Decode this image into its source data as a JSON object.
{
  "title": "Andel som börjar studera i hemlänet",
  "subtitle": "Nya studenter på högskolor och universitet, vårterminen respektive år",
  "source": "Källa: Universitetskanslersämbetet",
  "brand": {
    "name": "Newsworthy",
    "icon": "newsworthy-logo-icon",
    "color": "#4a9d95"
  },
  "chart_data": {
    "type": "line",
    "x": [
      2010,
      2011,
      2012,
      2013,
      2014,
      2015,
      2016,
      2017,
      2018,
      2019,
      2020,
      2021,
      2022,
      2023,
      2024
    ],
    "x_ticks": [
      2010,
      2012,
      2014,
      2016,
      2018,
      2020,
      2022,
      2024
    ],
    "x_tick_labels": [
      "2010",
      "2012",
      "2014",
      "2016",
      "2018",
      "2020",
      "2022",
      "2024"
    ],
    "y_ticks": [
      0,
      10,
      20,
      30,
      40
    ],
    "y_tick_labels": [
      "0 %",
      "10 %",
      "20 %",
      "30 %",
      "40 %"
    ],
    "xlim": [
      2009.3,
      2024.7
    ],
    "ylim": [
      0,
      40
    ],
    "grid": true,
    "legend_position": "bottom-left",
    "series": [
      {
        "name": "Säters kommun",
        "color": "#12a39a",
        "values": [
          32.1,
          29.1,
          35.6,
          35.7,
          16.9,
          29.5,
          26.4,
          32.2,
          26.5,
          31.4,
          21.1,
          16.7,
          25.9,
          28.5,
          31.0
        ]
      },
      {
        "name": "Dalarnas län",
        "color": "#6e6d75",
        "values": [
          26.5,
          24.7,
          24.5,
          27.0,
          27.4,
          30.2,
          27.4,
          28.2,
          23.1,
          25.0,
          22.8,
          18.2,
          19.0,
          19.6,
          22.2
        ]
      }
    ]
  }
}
• • • • • • •
= Exercise task =
Return all of the above records exactly, leaving no line out.

= Reply to the exercise =
Decode this image into its source data as a JSON object.
{
  "title": "Andel som börjar studera i hemlänet",
  "subtitle": "Nya studenter på högskolor och universitet, vårterminen respektive år",
  "source": "Källa: Universitetskanslersämbetet",
  "brand": {
    "name": "Newsworthy",
    "icon": "newsworthy-logo-icon",
    "color": "#4a9d95"
  },
  "chart_data": {
    "type": "line",
    "x": [
      2010,
      2011,
      2012,
      2013,
      2014,
      2015,
      2016,
      2017,
      2018,
      2019,
      2020,
      2021,
      2022,
      2023,
      2024
    ],
    "x_ticks": [
      2010,
      2012,
      2014,
      2016,
      2018,
      2020,
      2022,
      2024
    ],
    "x_tick_labels": [
      "2010",
      "2012",
      "2014",
      "2016",
      "2018",
      "2020",
      "2022",
      "2024"
    ],
    "y_ticks": [
      0,
      10,
      20,
      30,
      40
    ],
    "y_tick_labels": [
      "0 %",
      "10 %",
      "20 %",
      "30 %",
      "40 %"
    ],
    "xlim": [
      2009.3,
      2024.7
    ],
    "ylim": [
      0,
      40
    ],
    "grid": true,
    "legend_position": "bottom-left",
    "series": [
      {
        "name": "Säters kommun",
        "color": "#12a39a",
        "values": [
          32.1,
          29.1,
          35.6,
          35.7,
          16.9,
          29.5,
          26.4,
          32.2,
          26.5,
          31.4,
          21.1,
          16.7,
          25.9,
          28.5,
          31.0
        ]
      },
      {
        "name": "Dalarnas län",
        "color": "#6e6d75",
        "values": [
          26.5,
          24.7,
          24.5,
          27.0,
          27.4,
          30.2,
          27.4,
          28.2,
          23.1,
          25.0,
          22.8,
          18.2,
          19.0,
          19.6,
          22.2
        ]
      }
    ]
  }
}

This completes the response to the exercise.